* What is needed: Scan the listing and work out how many lines contain the word "JSON". Nothing but the number should be given.

----- Record excerpts -----

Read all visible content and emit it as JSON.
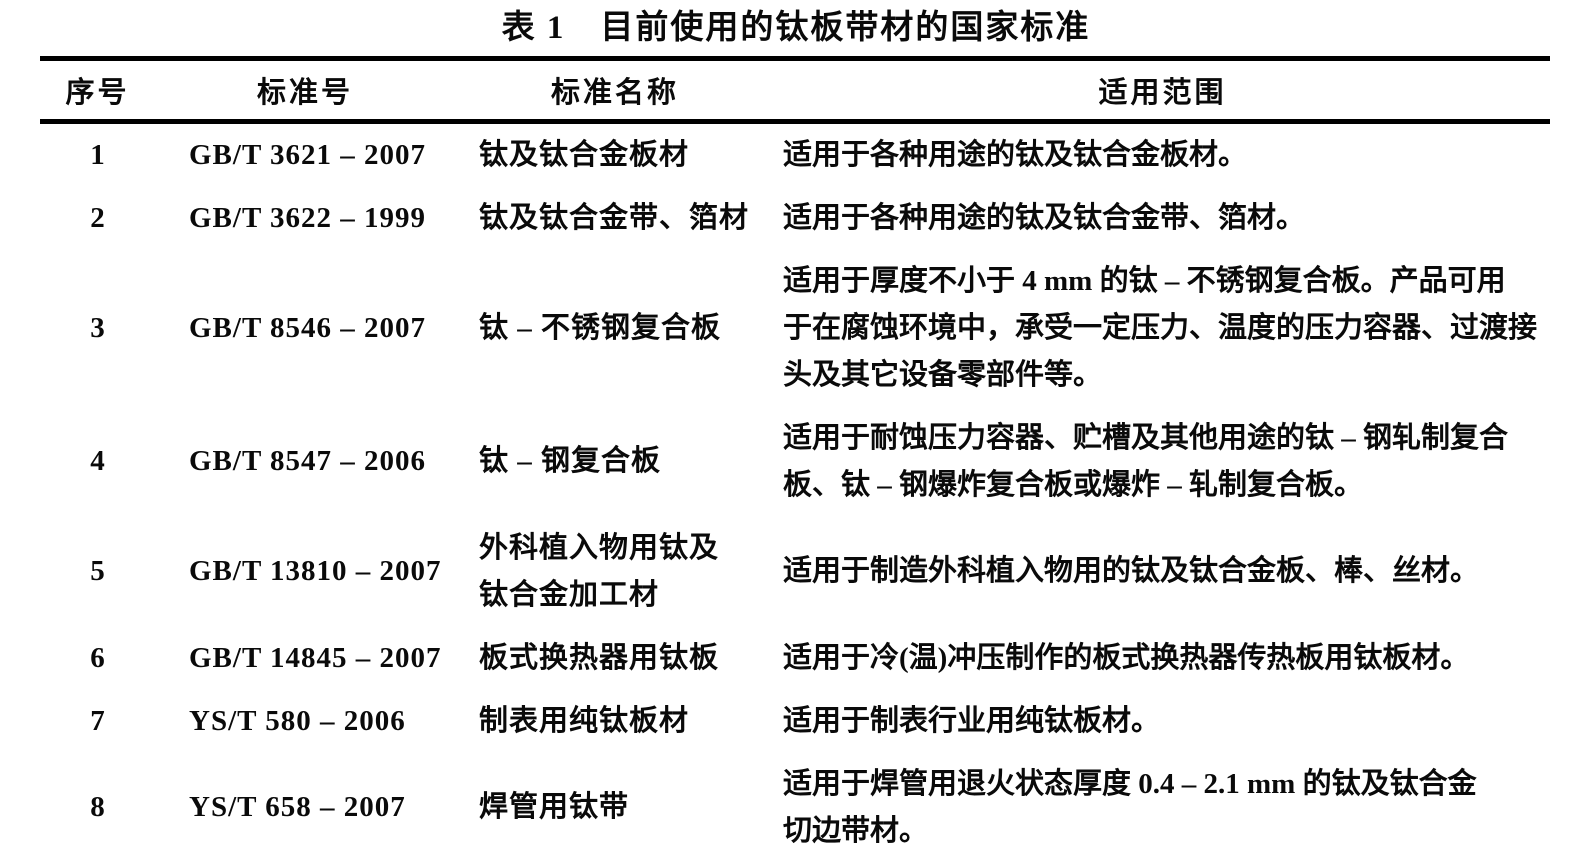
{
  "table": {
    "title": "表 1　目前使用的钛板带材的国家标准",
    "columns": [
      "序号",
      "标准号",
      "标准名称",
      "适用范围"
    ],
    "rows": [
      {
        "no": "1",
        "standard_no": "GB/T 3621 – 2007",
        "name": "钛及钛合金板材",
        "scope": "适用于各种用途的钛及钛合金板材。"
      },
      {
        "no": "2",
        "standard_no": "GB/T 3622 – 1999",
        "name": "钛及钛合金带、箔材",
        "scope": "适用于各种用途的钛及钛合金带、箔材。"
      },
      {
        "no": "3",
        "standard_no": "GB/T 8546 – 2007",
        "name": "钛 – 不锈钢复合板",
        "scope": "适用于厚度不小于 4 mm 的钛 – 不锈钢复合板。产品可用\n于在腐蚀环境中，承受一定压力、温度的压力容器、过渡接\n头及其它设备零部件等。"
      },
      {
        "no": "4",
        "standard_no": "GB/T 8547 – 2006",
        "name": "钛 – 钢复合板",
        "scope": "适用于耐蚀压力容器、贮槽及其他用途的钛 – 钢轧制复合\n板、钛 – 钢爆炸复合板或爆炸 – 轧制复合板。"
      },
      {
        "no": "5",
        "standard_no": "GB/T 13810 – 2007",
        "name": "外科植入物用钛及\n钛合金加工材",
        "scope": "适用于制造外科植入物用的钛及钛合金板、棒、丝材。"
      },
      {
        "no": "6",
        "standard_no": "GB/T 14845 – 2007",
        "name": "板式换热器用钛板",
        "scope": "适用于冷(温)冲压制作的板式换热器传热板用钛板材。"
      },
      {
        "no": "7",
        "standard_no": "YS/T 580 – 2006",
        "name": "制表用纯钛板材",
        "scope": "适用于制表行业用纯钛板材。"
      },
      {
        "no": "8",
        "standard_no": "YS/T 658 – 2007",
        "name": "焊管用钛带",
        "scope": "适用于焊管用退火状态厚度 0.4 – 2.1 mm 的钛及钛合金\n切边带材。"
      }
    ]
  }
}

-----
----- Record excerpts -----

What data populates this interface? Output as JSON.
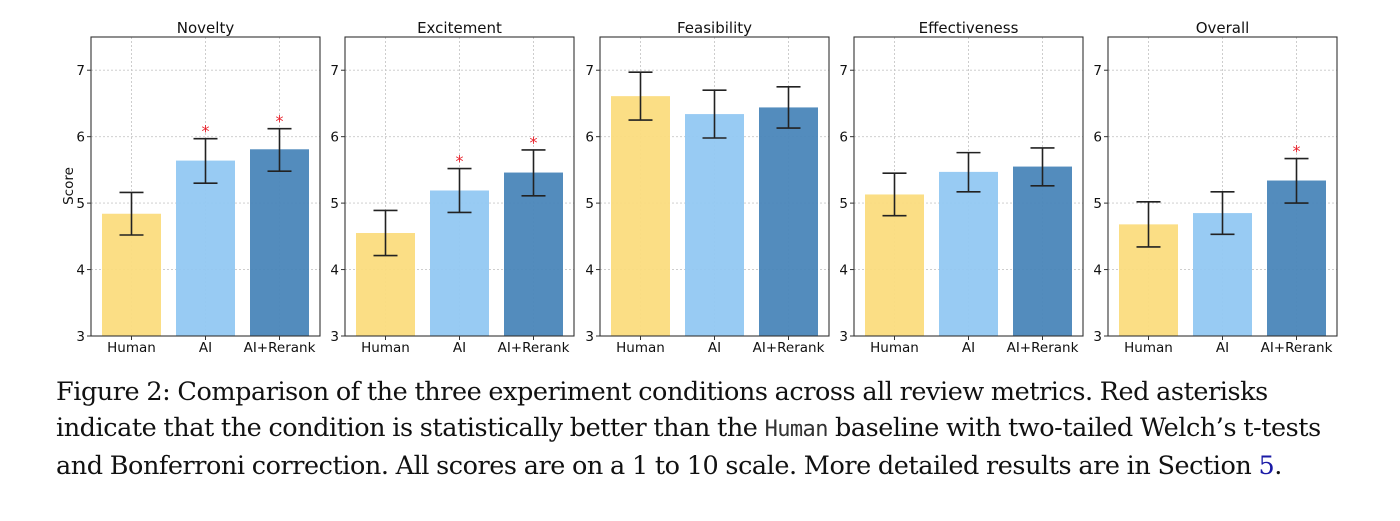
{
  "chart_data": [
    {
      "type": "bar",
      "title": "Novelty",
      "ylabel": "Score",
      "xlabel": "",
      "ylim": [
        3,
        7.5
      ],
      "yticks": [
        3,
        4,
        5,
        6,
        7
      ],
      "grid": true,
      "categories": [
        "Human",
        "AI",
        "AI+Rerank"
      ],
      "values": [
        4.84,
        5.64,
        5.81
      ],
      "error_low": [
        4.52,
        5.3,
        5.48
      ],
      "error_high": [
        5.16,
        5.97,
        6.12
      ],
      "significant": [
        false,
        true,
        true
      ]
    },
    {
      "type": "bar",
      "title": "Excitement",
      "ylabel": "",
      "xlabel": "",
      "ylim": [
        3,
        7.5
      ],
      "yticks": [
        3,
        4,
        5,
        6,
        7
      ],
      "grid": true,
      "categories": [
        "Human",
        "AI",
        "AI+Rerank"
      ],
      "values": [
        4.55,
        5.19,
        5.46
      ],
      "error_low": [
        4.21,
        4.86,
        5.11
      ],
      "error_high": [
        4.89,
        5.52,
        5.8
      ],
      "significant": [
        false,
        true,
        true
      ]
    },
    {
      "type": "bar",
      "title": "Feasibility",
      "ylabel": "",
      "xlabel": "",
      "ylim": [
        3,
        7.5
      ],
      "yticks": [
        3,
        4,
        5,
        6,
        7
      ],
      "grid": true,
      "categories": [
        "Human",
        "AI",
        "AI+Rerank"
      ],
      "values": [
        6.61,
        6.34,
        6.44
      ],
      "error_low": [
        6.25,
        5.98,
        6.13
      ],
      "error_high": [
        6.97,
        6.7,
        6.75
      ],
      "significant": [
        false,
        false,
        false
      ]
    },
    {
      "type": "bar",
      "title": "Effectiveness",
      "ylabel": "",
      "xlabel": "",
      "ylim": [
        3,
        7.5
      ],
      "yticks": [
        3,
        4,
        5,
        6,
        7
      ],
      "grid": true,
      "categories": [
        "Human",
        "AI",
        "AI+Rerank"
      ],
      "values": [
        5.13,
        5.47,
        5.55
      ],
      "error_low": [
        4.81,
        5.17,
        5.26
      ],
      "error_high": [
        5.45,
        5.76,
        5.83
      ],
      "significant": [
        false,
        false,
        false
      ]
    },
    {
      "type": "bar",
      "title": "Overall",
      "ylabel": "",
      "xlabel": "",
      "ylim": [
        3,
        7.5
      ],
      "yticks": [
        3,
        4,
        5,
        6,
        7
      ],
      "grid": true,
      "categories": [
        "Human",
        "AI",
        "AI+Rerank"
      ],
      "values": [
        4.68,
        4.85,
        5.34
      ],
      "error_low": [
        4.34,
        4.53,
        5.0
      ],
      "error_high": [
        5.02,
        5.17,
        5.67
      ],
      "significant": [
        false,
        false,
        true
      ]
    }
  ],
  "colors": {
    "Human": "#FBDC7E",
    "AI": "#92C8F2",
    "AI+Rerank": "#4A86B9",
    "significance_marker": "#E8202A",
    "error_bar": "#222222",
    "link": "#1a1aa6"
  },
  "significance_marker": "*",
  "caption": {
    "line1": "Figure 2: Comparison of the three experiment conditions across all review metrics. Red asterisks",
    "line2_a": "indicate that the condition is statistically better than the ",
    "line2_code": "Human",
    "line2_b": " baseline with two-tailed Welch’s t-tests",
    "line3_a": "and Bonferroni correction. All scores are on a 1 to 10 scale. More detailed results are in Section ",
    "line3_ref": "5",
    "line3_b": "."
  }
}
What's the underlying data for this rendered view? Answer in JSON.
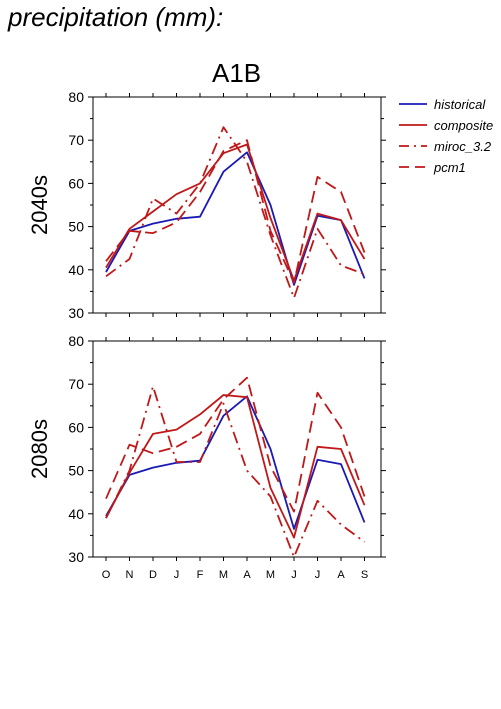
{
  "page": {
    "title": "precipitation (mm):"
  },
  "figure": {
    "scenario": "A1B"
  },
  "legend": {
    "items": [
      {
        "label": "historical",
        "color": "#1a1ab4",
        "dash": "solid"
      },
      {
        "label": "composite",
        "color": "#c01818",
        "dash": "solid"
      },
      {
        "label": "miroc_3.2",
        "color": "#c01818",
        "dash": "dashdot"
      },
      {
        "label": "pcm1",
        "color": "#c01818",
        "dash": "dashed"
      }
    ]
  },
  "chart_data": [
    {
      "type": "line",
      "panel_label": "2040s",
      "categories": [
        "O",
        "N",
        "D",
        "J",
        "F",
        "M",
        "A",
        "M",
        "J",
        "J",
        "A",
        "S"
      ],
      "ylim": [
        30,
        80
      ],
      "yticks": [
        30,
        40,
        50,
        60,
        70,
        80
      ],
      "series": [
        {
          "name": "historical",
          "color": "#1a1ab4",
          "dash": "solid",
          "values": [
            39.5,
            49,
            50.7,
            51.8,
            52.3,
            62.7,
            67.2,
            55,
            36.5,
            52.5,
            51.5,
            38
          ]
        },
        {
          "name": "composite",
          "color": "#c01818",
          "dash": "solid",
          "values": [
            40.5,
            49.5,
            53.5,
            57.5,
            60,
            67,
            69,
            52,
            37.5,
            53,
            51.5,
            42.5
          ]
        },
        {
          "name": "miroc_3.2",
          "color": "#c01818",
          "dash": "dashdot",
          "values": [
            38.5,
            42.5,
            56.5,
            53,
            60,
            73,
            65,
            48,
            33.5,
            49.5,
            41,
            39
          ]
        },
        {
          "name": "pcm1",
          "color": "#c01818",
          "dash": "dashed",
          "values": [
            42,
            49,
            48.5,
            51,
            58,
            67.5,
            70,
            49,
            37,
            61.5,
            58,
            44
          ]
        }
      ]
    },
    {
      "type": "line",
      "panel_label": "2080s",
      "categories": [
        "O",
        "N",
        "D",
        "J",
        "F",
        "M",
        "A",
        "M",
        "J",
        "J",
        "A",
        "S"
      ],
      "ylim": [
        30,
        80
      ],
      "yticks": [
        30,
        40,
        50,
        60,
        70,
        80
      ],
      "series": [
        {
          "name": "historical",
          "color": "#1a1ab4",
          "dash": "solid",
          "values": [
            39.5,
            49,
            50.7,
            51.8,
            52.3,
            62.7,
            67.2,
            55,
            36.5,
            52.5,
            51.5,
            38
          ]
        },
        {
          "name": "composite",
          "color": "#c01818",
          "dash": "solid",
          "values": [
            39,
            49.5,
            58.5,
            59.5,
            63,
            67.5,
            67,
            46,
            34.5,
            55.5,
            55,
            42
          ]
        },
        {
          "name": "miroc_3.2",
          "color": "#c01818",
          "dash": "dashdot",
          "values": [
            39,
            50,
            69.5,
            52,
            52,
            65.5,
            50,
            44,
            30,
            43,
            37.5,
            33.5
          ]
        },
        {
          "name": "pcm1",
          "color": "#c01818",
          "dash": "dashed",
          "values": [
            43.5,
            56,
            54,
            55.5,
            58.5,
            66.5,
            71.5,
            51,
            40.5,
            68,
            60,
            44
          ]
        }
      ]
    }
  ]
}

-----

* Answer to this exercise: 3